Some records:
--------------------

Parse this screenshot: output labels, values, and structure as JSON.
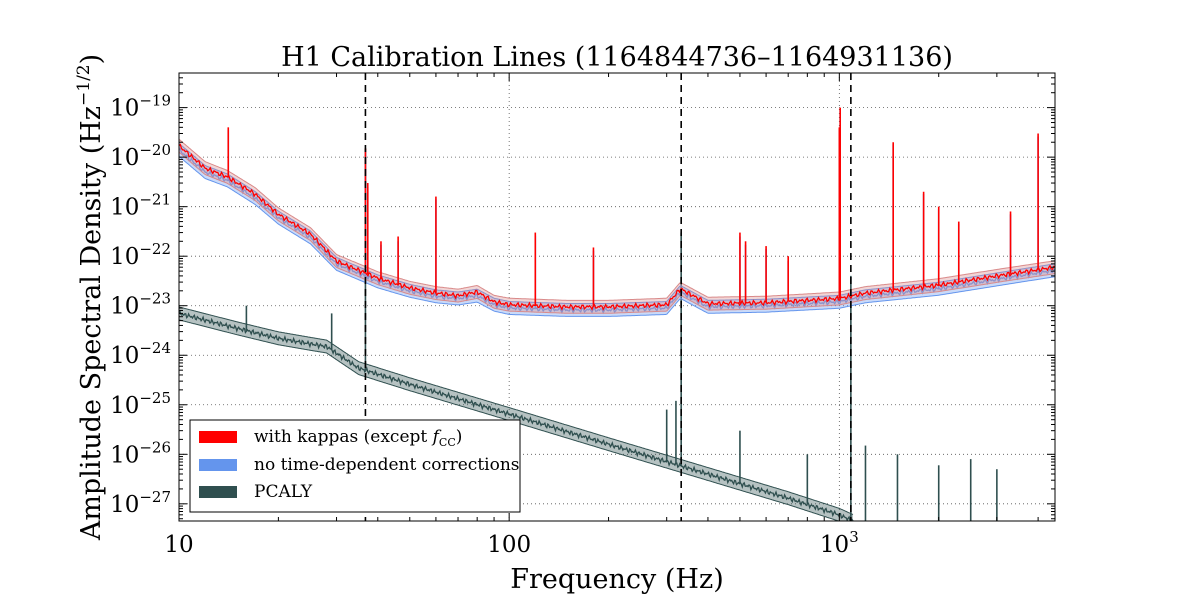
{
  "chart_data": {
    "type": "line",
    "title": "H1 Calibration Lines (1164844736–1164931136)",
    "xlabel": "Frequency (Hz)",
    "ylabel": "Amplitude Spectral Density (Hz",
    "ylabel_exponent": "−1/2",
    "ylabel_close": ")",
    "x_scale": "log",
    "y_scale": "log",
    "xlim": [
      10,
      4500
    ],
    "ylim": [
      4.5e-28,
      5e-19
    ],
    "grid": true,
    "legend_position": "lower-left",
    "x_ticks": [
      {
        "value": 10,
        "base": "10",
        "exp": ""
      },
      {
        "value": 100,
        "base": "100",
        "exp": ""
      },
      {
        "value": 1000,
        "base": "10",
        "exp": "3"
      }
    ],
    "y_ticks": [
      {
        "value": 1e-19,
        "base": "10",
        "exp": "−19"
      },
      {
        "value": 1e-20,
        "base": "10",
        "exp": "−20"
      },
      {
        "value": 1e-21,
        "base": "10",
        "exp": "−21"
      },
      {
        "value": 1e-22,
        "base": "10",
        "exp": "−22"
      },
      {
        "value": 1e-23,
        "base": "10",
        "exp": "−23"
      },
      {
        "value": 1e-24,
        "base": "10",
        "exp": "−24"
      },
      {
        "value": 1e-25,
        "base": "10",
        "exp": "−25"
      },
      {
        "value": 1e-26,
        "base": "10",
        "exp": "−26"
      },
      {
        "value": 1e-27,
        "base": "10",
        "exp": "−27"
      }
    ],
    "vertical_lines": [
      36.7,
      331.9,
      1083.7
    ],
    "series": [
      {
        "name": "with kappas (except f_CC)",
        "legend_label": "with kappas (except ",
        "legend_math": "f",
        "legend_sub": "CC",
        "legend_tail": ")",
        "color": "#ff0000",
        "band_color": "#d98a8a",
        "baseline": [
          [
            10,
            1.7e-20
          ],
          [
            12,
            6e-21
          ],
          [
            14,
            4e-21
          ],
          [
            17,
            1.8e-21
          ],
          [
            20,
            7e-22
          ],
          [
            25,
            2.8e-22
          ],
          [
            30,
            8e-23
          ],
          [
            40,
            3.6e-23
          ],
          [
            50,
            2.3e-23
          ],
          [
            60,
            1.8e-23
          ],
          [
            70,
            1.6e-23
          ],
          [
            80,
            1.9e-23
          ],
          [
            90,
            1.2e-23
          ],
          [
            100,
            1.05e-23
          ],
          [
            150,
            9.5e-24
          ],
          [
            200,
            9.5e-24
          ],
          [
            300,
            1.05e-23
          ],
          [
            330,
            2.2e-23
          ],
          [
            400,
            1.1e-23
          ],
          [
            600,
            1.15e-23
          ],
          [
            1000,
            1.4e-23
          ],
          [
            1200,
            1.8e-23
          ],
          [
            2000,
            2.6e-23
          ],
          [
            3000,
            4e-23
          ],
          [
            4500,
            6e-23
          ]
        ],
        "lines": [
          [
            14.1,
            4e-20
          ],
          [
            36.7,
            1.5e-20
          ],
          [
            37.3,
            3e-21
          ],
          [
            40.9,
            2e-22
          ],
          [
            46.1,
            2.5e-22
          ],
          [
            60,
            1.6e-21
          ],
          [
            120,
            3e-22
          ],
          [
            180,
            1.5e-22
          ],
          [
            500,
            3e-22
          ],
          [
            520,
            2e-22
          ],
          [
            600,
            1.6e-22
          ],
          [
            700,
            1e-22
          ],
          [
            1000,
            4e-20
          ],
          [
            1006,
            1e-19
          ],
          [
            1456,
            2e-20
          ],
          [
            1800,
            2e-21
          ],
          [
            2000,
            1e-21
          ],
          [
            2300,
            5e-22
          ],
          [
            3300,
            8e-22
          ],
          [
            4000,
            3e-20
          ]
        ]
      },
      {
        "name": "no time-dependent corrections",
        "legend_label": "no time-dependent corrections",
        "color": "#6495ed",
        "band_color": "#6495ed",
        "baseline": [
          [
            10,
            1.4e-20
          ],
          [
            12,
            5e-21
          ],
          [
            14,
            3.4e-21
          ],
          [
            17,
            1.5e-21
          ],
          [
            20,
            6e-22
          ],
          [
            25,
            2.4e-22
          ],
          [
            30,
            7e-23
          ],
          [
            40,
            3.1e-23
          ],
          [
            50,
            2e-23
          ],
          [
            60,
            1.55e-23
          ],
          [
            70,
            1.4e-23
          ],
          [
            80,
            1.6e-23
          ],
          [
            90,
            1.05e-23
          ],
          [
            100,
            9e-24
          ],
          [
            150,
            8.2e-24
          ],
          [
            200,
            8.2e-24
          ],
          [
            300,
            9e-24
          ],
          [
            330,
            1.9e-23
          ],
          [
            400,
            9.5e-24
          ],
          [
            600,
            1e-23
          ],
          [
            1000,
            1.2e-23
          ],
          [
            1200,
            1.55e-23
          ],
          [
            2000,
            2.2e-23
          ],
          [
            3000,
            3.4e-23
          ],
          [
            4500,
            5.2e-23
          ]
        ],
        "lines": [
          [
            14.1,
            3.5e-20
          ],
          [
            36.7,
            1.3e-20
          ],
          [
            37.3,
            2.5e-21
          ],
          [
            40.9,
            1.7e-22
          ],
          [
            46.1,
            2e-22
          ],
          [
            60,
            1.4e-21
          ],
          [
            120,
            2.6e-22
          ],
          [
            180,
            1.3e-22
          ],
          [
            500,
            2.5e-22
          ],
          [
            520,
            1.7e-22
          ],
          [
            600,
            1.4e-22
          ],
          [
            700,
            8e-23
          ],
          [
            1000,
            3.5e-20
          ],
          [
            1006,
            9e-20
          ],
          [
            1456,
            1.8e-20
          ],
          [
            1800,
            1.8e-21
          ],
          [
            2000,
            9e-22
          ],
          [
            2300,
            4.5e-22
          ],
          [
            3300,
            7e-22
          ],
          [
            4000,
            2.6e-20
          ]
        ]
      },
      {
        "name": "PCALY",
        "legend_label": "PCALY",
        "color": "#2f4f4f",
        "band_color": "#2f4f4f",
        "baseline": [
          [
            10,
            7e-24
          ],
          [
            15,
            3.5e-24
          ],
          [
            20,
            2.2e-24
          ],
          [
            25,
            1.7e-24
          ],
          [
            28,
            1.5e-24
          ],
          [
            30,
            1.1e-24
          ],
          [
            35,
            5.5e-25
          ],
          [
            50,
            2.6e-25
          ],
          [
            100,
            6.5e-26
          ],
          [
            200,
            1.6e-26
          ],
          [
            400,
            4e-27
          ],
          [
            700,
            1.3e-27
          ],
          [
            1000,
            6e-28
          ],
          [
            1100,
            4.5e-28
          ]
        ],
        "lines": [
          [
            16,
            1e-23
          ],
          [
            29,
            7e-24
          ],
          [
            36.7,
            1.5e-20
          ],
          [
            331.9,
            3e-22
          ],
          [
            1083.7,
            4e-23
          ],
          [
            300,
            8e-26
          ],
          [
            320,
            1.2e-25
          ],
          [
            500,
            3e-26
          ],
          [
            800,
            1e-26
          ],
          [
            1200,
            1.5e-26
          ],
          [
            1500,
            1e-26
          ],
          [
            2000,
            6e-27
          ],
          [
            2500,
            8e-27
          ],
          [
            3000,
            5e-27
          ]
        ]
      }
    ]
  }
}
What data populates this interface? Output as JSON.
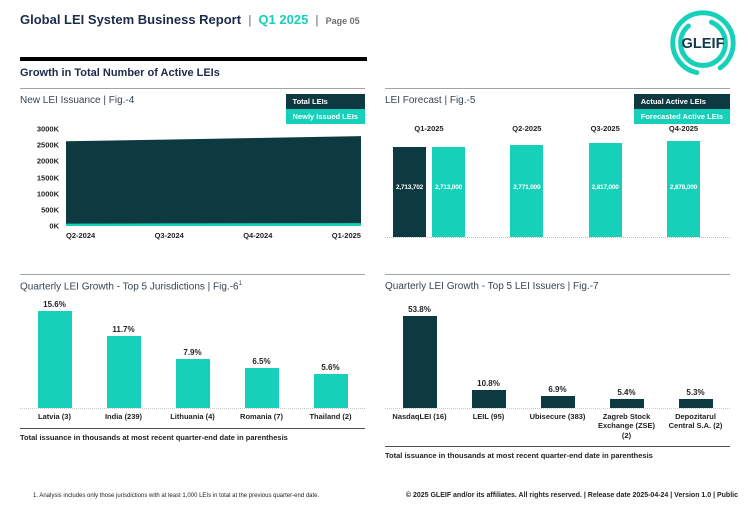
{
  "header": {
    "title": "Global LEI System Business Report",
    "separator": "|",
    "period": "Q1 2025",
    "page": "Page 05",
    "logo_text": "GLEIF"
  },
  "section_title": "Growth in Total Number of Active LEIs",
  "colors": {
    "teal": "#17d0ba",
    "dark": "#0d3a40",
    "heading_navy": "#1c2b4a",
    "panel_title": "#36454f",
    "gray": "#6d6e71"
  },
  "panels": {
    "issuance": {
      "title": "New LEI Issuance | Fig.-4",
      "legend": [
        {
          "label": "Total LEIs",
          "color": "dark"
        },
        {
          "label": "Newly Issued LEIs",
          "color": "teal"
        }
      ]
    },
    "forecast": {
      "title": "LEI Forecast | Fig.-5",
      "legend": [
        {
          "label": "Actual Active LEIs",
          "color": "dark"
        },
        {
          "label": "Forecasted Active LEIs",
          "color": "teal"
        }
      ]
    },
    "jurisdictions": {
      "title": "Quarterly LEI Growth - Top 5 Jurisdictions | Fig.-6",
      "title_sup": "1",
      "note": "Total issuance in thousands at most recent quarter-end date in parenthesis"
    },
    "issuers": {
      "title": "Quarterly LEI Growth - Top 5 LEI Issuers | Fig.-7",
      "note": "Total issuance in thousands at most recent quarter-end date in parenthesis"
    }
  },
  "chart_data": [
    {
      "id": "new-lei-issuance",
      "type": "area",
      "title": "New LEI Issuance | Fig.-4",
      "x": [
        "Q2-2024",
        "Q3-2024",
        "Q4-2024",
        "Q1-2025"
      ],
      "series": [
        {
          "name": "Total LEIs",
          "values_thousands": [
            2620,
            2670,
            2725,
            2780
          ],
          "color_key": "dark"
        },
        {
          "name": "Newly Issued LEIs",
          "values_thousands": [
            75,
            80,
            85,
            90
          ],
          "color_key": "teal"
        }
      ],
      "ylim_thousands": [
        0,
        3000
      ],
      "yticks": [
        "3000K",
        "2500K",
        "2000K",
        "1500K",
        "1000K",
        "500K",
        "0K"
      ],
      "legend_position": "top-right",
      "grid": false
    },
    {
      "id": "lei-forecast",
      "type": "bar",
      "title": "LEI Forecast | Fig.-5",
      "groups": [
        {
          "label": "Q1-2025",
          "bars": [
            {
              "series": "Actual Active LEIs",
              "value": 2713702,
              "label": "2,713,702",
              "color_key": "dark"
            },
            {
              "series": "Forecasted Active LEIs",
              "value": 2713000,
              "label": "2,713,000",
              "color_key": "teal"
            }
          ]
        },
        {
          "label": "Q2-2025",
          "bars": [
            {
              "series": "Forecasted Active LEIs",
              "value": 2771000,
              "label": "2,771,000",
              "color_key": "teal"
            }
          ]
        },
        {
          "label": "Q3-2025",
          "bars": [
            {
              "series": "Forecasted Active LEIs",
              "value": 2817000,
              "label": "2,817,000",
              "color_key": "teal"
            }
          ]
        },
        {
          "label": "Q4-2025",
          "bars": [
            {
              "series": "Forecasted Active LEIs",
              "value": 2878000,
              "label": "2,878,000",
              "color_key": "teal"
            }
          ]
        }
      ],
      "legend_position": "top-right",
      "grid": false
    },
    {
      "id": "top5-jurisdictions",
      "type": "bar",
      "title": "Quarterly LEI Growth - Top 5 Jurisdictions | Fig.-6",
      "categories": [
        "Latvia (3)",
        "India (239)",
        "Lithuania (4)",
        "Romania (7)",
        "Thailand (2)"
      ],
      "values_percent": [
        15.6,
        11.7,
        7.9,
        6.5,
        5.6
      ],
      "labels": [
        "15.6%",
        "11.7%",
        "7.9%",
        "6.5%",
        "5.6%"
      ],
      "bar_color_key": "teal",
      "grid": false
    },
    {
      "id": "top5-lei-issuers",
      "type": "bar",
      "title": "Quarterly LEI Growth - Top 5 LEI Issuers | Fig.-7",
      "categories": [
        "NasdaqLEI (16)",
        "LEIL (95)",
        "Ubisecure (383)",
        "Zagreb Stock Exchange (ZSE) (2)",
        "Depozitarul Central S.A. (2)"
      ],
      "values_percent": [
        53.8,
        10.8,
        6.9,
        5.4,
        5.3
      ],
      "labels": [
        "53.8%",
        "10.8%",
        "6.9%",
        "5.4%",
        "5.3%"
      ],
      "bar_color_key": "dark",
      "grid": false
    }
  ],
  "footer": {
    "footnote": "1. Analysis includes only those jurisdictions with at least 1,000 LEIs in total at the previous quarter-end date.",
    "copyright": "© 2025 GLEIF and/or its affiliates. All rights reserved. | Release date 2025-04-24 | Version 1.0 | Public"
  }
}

--------------------

Looking at the records above, tally the lines holding "this" and reply with that number only.

#### [Solution]
2